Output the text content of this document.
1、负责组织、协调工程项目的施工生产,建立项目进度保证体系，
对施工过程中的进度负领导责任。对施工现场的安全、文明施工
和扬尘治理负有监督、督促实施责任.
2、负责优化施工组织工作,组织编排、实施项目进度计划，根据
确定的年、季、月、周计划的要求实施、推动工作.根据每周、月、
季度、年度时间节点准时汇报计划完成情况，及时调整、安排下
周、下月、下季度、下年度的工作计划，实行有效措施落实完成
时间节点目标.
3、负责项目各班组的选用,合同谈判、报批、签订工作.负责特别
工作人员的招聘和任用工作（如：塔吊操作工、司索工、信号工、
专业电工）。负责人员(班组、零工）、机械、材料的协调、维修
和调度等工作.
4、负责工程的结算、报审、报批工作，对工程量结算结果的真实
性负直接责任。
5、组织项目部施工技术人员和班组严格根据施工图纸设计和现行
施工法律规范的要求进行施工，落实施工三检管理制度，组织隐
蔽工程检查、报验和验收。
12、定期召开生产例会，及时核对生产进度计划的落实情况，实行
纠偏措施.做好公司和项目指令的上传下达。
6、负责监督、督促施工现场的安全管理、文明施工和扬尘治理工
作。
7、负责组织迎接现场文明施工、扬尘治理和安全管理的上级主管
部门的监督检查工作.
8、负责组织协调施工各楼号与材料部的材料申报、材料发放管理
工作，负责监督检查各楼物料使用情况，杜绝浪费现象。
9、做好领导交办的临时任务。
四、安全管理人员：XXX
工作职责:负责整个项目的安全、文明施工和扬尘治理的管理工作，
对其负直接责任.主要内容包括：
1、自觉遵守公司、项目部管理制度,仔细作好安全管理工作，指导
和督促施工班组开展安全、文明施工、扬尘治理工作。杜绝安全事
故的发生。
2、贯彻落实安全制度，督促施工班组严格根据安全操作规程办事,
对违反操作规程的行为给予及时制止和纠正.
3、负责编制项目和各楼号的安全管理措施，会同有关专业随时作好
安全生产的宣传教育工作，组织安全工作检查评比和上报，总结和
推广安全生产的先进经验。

*-*-*

WHAT THE TASK REQUIRES: Using the listing above, please repeat every entry exactly.

RESPONSE:
Output the text content of this document.
1、负责组织、协调工程项目的施工生产,建立项目进度保证体系，
对施工过程中的进度负领导责任。对施工现场的安全、文明施工
和扬尘治理负有监督、督促实施责任.
2、负责优化施工组织工作,组织编排、实施项目进度计划，根据
确定的年、季、月、周计划的要求实施、推动工作.根据每周、月、
季度、年度时间节点准时汇报计划完成情况，及时调整、安排下
周、下月、下季度、下年度的工作计划，实行有效措施落实完成
时间节点目标.
3、负责项目各班组的选用,合同谈判、报批、签订工作.负责特别
工作人员的招聘和任用工作（如：塔吊操作工、司索工、信号工、
专业电工）。负责人员(班组、零工）、机械、材料的协调、维修
和调度等工作.
4、负责工程的结算、报审、报批工作，对工程量结算结果的真实
性负直接责任。
5、组织项目部施工技术人员和班组严格根据施工图纸设计和现行
施工法律规范的要求进行施工，落实施工三检管理制度，组织隐
蔽工程检查、报验和验收。
12、定期召开生产例会，及时核对生产进度计划的落实情况，实行
纠偏措施.做好公司和项目指令的上传下达。
6、负责监督、督促施工现场的安全管理、文明施工和扬尘治理工
作。
7、负责组织迎接现场文明施工、扬尘治理和安全管理的上级主管
部门的监督检查工作.
8、负责组织协调施工各楼号与材料部的材料申报、材料发放管理
工作，负责监督检查各楼物料使用情况，杜绝浪费现象。
9、做好领导交办的临时任务。
四、安全管理人员：XXX
工作职责:负责整个项目的安全、文明施工和扬尘治理的管理工作，
对其负直接责任.主要内容包括：
1、自觉遵守公司、项目部管理制度,仔细作好安全管理工作，指导
和督促施工班组开展安全、文明施工、扬尘治理工作。杜绝安全事
故的发生。
2、贯彻落实安全制度，督促施工班组严格根据安全操作规程办事,
对违反操作规程的行为给予及时制止和纠正.
3、负责编制项目和各楼号的安全管理措施，会同有关专业随时作好
安全生产的宣传教育工作，组织安全工作检查评比和上报，总结和
推广安全生产的先进经验。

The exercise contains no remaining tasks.